• _TASK INSTRUCTIONS_
Transcribe the listing exactly; drop the images.

• _RECORDS TO USE_
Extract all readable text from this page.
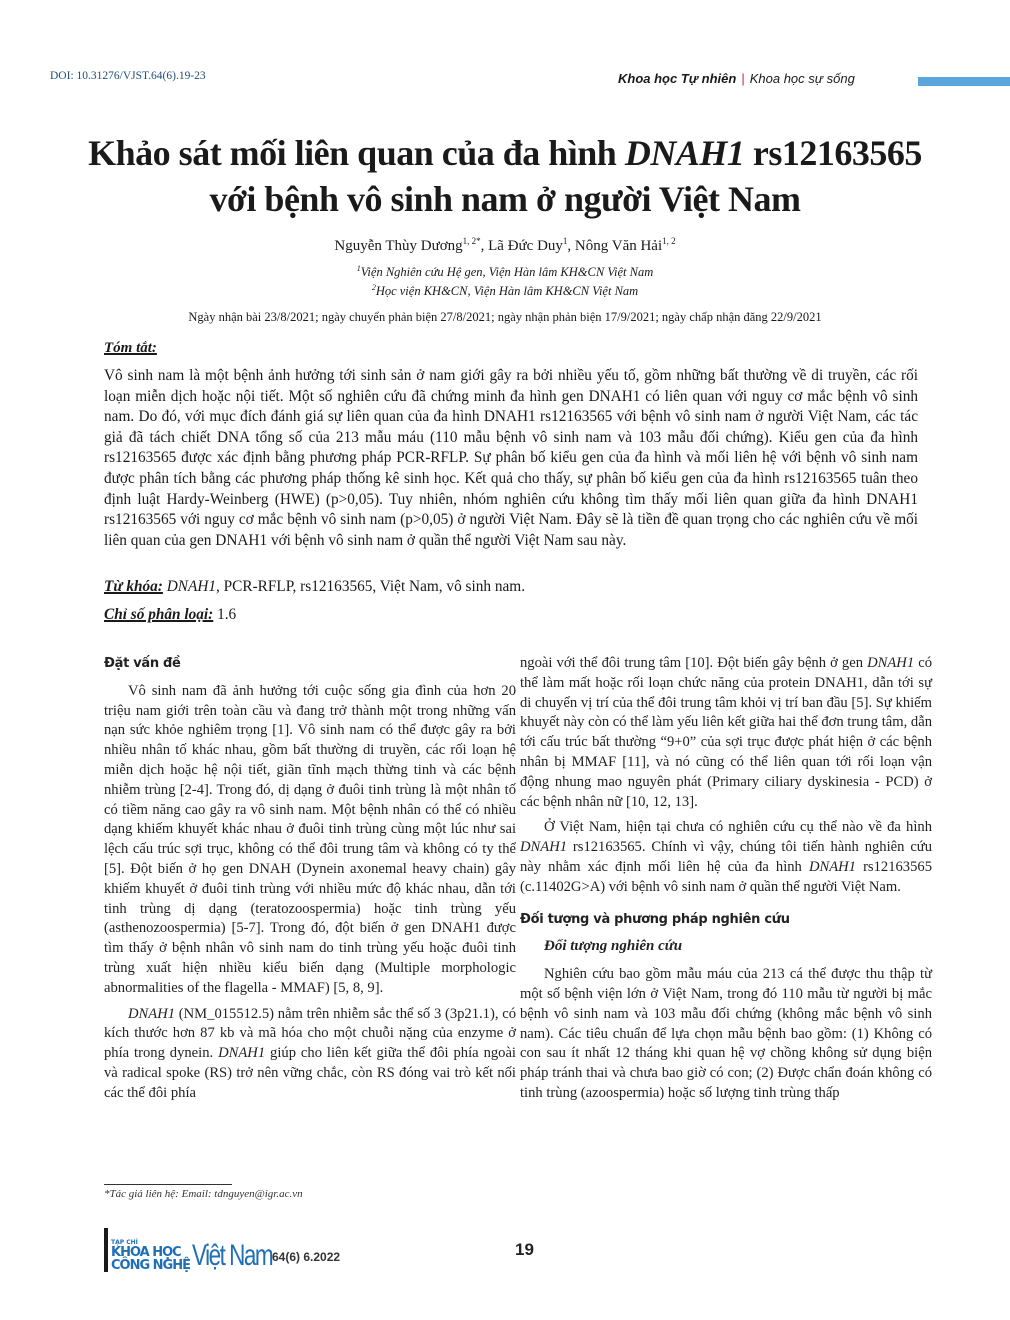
DOI: 10.31276/VJST.64(6).19-23	Khoa học Tự nhiên | Khoa học sự sống
Khảo sát mối liên quan của đa hình DNAH1 rs12163565
với bệnh vô sinh nam ở người Việt Nam
Nguyễn Thùy Dương$^{1, 2*}$, Lã Đức Duy$^1$, Nông Văn Hải$^{1, 2}$
$^1$Viện Nghiên cứu Hệ gen, Viện Hàn lâm KH&CN Việt Nam
$^2$Học viện KH&CN, Viện Hàn lâm KH&CN Việt Nam
Ngày nhận bài 23/8/2021; ngày chuyển phản biện 27/8/2021; ngày nhận phản biện 17/9/2021; ngày chấp nhận đăng 22/9/2021
Tóm tắt:
Vô sinh nam là một bệnh ảnh hưởng tới sinh sản ở nam giới gây ra bởi nhiều yếu tố, gồm những bất thường về di truyền, các rối loạn miễn dịch hoặc nội tiết. Một số nghiên cứu đã chứng minh đa hình gen DNAH1 có liên quan với nguy cơ mắc bệnh vô sinh nam. Do đó, với mục đích đánh giá sự liên quan của đa hình DNAH1 rs12163565 với bệnh vô sinh nam ở người Việt Nam, các tác giả đã tách chiết DNA tổng số của 213 mẫu máu (110 mẫu bệnh vô sinh nam và 103 mẫu đối chứng). Kiểu gen của đa hình rs12163565 được xác định bằng phương pháp PCR-RFLP. Sự phân bố kiểu gen của đa hình và mối liên hệ với bệnh vô sinh nam được phân tích bằng các phương pháp thống kê sinh học. Kết quả cho thấy, sự phân bố kiểu gen của đa hình rs12163565 tuân theo định luật Hardy-Weinberg (HWE) (p>0,05). Tuy nhiên, nhóm nghiên cứu không tìm thấy mối liên quan giữa đa hình DNAH1 rs12163565 với nguy cơ mắc bệnh vô sinh nam (p>0,05) ở người Việt Nam. Đây sẽ là tiền đề quan trọng cho các nghiên cứu về mối liên quan của gen DNAH1 với bệnh vô sinh nam ở quần thể người Việt Nam sau này.
Từ khóa: DNAH1, PCR-RFLP, rs12163565, Việt Nam, vô sinh nam.
Chỉ số phân loại: 1.6
Đặt vấn đề

Vô sinh nam đã ảnh hưởng tới cuộc sống gia đình của hơn 20 triệu nam giới trên toàn cầu và đang trở thành một trong những vấn nạn sức khỏe nghiêm trọng [1]. Vô sinh nam có thể được gây ra bởi nhiều nhân tố khác nhau, gồm bất thường di truyền, các rối loạn hệ miễn dịch hoặc hệ nội tiết, giãn tĩnh mạch thừng tinh và các bệnh nhiễm trùng [2-4]. Trong đó, dị dạng ở đuôi tinh trùng là một nhân tố có tiềm năng cao gây ra vô sinh nam. Một bệnh nhân có thể có nhiều dạng khiếm khuyết khác nhau ở đuôi tinh trùng cùng một lúc như sai lệch cấu trúc sợi trục, không có thể đôi trung tâm và không có ty thể [5]. Đột biến ở họ gen DNAH (Dynein axonemal heavy chain) gây khiếm khuyết ở đuôi tinh trùng với nhiều mức độ khác nhau, dẫn tới tinh trùng dị dạng (teratozoospermia) hoặc tinh trùng yếu (asthenozoospermia) [5-7]. Trong đó, đột biến ở gen DNAH1 được tìm thấy ở bệnh nhân vô sinh nam do tinh trùng yếu hoặc đuôi tinh trùng xuất hiện nhiều kiểu biến dạng (Multiple morphologic abnormalities of the flagella - MMAF) [5, 8, 9].

DNAH1 (NM_015512.5) nằm trên nhiễm sắc thể số 3 (3p21.1), có kích thước hơn 87 kb và mã hóa cho một chuỗi nặng của enzyme ở phía trong dynein. DNAH1 giúp cho liên kết giữa thể đôi phía ngoài và radical spoke (RS) trở nên vững chắc, còn RS đóng vai trò kết nối các thể đôi phía

ngoài với thể đôi trung tâm [10]. Đột biến gây bệnh ở gen DNAH1 có thể làm mất hoặc rối loạn chức năng của protein DNAH1, dẫn tới sự di chuyển vị trí của thể đôi trung tâm khỏi vị trí ban đầu [5]. Sự khiếm khuyết này còn có thể làm yếu liên kết giữa hai thể đơn trung tâm, dẫn tới cấu trúc bất thường “9+0” của sợi trục được phát hiện ở các bệnh nhân bị MMAF [11], và nó cũng có thể liên quan tới rối loạn vận động nhung mao nguyên phát (Primary ciliary dyskinesia - PCD) ở các bệnh nhân nữ [10, 12, 13].

Ở Việt Nam, hiện tại chưa có nghiên cứu cụ thể nào về đa hình DNAH1 rs12163565. Chính vì vậy, chúng tôi tiến hành nghiên cứu này nhằm xác định mối liên hệ của đa hình DNAH1 rs12163565 (c.11402G>A) với bệnh vô sinh nam ở quần thể người Việt Nam.

Đối tượng và phương pháp nghiên cứu
Đối tượng nghiên cứu

Nghiên cứu bao gồm mẫu máu của 213 cá thể được thu thập từ một số bệnh viện lớn ở Việt Nam, trong đó 110 mẫu từ người bị mắc bệnh vô sinh nam và 103 mẫu đối chứng (không mắc bệnh vô sinh nam). Các tiêu chuẩn để lựa chọn mẫu bệnh bao gồm: (1) Không có con sau ít nhất 12 tháng khi quan hệ vợ chồng không sử dụng biện pháp tránh thai và chưa bao giờ có con; (2) Được chẩn đoán không có tinh trùng (azoospermia) hoặc số lượng tinh trùng thấp

*Tác giả liên hệ: Email: tdnguyen@igr.ac.vn
TẠP CHÍ
KHOA HỌC
CÔNG NGHỆ Việt Nam 64(6) 6.2022	19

• _RESPONSE TO THIS TASK_
Extract all readable text from this page.
DOI: 10.31276/VJST.64(6).19-23	Khoa học Tự nhiên | Khoa học sự sống
Khảo sát mối liên quan của đa hình DNAH1 rs12163565
với bệnh vô sinh nam ở người Việt Nam
Nguyễn Thùy Dương$^{1, 2*}$, Lã Đức Duy$^1$, Nông Văn Hải$^{1, 2}$
$^1$Viện Nghiên cứu Hệ gen, Viện Hàn lâm KH&CN Việt Nam
$^2$Học viện KH&CN, Viện Hàn lâm KH&CN Việt Nam
Ngày nhận bài 23/8/2021; ngày chuyển phản biện 27/8/2021; ngày nhận phản biện 17/9/2021; ngày chấp nhận đăng 22/9/2021
Tóm tắt:
Vô sinh nam là một bệnh ảnh hưởng tới sinh sản ở nam giới gây ra bởi nhiều yếu tố, gồm những bất thường về di truyền, các rối loạn miễn dịch hoặc nội tiết. Một số nghiên cứu đã chứng minh đa hình gen DNAH1 có liên quan với nguy cơ mắc bệnh vô sinh nam. Do đó, với mục đích đánh giá sự liên quan của đa hình DNAH1 rs12163565 với bệnh vô sinh nam ở người Việt Nam, các tác giả đã tách chiết DNA tổng số của 213 mẫu máu (110 mẫu bệnh vô sinh nam và 103 mẫu đối chứng). Kiểu gen của đa hình rs12163565 được xác định bằng phương pháp PCR-RFLP. Sự phân bố kiểu gen của đa hình và mối liên hệ với bệnh vô sinh nam được phân tích bằng các phương pháp thống kê sinh học. Kết quả cho thấy, sự phân bố kiểu gen của đa hình rs12163565 tuân theo định luật Hardy-Weinberg (HWE) (p>0,05). Tuy nhiên, nhóm nghiên cứu không tìm thấy mối liên quan giữa đa hình DNAH1 rs12163565 với nguy cơ mắc bệnh vô sinh nam (p>0,05) ở người Việt Nam. Đây sẽ là tiền đề quan trọng cho các nghiên cứu về mối liên quan của gen DNAH1 với bệnh vô sinh nam ở quần thể người Việt Nam sau này.
Từ khóa: DNAH1, PCR-RFLP, rs12163565, Việt Nam, vô sinh nam.
Chỉ số phân loại: 1.6
Đặt vấn đề

Vô sinh nam đã ảnh hưởng tới cuộc sống gia đình của hơn 20 triệu nam giới trên toàn cầu và đang trở thành một trong những vấn nạn sức khỏe nghiêm trọng [1]. Vô sinh nam có thể được gây ra bởi nhiều nhân tố khác nhau, gồm bất thường di truyền, các rối loạn hệ miễn dịch hoặc hệ nội tiết, giãn tĩnh mạch thừng tinh và các bệnh nhiễm trùng [2-4]. Trong đó, dị dạng ở đuôi tinh trùng là một nhân tố có tiềm năng cao gây ra vô sinh nam. Một bệnh nhân có thể có nhiều dạng khiếm khuyết khác nhau ở đuôi tinh trùng cùng một lúc như sai lệch cấu trúc sợi trục, không có thể đôi trung tâm và không có ty thể [5]. Đột biến ở họ gen DNAH (Dynein axonemal heavy chain) gây khiếm khuyết ở đuôi tinh trùng với nhiều mức độ khác nhau, dẫn tới tinh trùng dị dạng (teratozoospermia) hoặc tinh trùng yếu (asthenozoospermia) [5-7]. Trong đó, đột biến ở gen DNAH1 được tìm thấy ở bệnh nhân vô sinh nam do tinh trùng yếu hoặc đuôi tinh trùng xuất hiện nhiều kiểu biến dạng (Multiple morphologic abnormalities of the flagella - MMAF) [5, 8, 9].

DNAH1 (NM_015512.5) nằm trên nhiễm sắc thể số 3 (3p21.1), có kích thước hơn 87 kb và mã hóa cho một chuỗi nặng của enzyme ở phía trong dynein. DNAH1 giúp cho liên kết giữa thể đôi phía ngoài và radical spoke (RS) trở nên vững chắc, còn RS đóng vai trò kết nối các thể đôi phía

ngoài với thể đôi trung tâm [10]. Đột biến gây bệnh ở gen DNAH1 có thể làm mất hoặc rối loạn chức năng của protein DNAH1, dẫn tới sự di chuyển vị trí của thể đôi trung tâm khỏi vị trí ban đầu [5]. Sự khiếm khuyết này còn có thể làm yếu liên kết giữa hai thể đơn trung tâm, dẫn tới cấu trúc bất thường “9+0” của sợi trục được phát hiện ở các bệnh nhân bị MMAF [11], và nó cũng có thể liên quan tới rối loạn vận động nhung mao nguyên phát (Primary ciliary dyskinesia - PCD) ở các bệnh nhân nữ [10, 12, 13].

Ở Việt Nam, hiện tại chưa có nghiên cứu cụ thể nào về đa hình DNAH1 rs12163565. Chính vì vậy, chúng tôi tiến hành nghiên cứu này nhằm xác định mối liên hệ của đa hình DNAH1 rs12163565 (c.11402G>A) với bệnh vô sinh nam ở quần thể người Việt Nam.

Đối tượng và phương pháp nghiên cứu
Đối tượng nghiên cứu

Nghiên cứu bao gồm mẫu máu của 213 cá thể được thu thập từ một số bệnh viện lớn ở Việt Nam, trong đó 110 mẫu từ người bị mắc bệnh vô sinh nam và 103 mẫu đối chứng (không mắc bệnh vô sinh nam). Các tiêu chuẩn để lựa chọn mẫu bệnh bao gồm: (1) Không có con sau ít nhất 12 tháng khi quan hệ vợ chồng không sử dụng biện pháp tránh thai và chưa bao giờ có con; (2) Được chẩn đoán không có tinh trùng (azoospermia) hoặc số lượng tinh trùng thấp

*Tác giả liên hệ: Email: tdnguyen@igr.ac.vn
TẠP CHÍ
KHOA HỌC
CÔNG NGHỆ Việt Nam 64(6) 6.2022	19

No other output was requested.